» QUESTIONS:
• A. From the colorectal cancer screening passage, write out the text starting with "Many countries, including" and going on through "(50-74 in Scotland).".
• B. In the colorectal cancer screening passage, what does the QCancer-10 risk model predict?

» DOCUMENT SEGMENT:
- - - -

When colorectal cancer is diagnosed earlier, the 5-year survival increases from 10% (when diagnosed at stage 4) to over 90% (if diagnosed at stage 1). Screening plays an important role in detecting these cancers earlier and improving patient outcomes.
Many countries, including the UK, have a staged approach to screening. Colonoscopy is the gold-standard technique for colorectal cancer screening and diagnosis but is costly and invasive and so is reserved for those at highest risk. Colorectal cancer risk can be assessed using simpler, less invasive tests such as the faecal immunochemical test (FIT), currently offered to all UK adults aged 60-74 (50-74 in Scotland).
Other approaches for stratifying risk are also being developed. For example, the QCancer-10 risk model combines a variety of non-genetic risk factors routinely recorded in electronic health records such as age, ethnicity, family history, lifestyle factors and some medical conditions, to predict the 15-year risk of colorectal cancer. Separately, genetic risk can be assessed through polygenic risk scores (PRS), which combine 100-1000s of single genetic changes that associate with colorectal cancer risk.

- - - -

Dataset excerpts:
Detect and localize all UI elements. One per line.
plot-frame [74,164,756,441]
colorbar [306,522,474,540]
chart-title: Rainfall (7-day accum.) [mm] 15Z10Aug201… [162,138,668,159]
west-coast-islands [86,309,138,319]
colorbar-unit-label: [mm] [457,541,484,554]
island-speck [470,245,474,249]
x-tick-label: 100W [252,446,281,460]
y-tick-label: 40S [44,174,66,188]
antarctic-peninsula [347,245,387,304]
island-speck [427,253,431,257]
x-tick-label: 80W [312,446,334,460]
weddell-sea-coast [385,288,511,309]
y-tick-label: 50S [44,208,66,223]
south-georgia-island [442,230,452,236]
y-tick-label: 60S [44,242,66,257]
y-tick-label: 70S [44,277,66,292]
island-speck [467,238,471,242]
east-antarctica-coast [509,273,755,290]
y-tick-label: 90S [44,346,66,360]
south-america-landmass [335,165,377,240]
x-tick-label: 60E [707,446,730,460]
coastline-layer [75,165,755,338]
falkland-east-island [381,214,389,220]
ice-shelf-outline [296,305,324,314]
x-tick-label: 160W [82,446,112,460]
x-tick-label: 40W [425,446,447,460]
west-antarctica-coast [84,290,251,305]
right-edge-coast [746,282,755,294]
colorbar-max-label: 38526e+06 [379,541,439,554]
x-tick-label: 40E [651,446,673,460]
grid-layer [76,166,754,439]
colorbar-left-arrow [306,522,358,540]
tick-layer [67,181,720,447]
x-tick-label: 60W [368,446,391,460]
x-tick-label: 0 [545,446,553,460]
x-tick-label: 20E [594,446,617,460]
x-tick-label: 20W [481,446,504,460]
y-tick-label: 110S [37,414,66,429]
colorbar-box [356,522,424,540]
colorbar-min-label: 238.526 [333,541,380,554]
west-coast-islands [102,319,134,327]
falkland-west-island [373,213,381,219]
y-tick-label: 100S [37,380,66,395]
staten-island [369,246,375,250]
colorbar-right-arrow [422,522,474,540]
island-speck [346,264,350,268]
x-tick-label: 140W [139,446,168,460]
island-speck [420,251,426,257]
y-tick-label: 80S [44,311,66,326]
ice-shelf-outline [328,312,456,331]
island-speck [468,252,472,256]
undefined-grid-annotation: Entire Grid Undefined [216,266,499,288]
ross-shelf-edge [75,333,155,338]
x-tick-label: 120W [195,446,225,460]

- - - -

» TASK SOLUTIONS:
• A.
Many countries, including the UK, have a staged approach to screening. Colonoscopy is the gold-standard technique for colorectal cancer screening and diagnosis but is costly and invasive and so is reserved for those at highest risk. Colorectal cancer risk can be assessed using simpler, less invasive tests such as the faecal immunochemical test (FIT), currently offered to all UK adults aged 60-74 (50-74 in Scotland).

• B. The 15-year risk of colorectal cancer.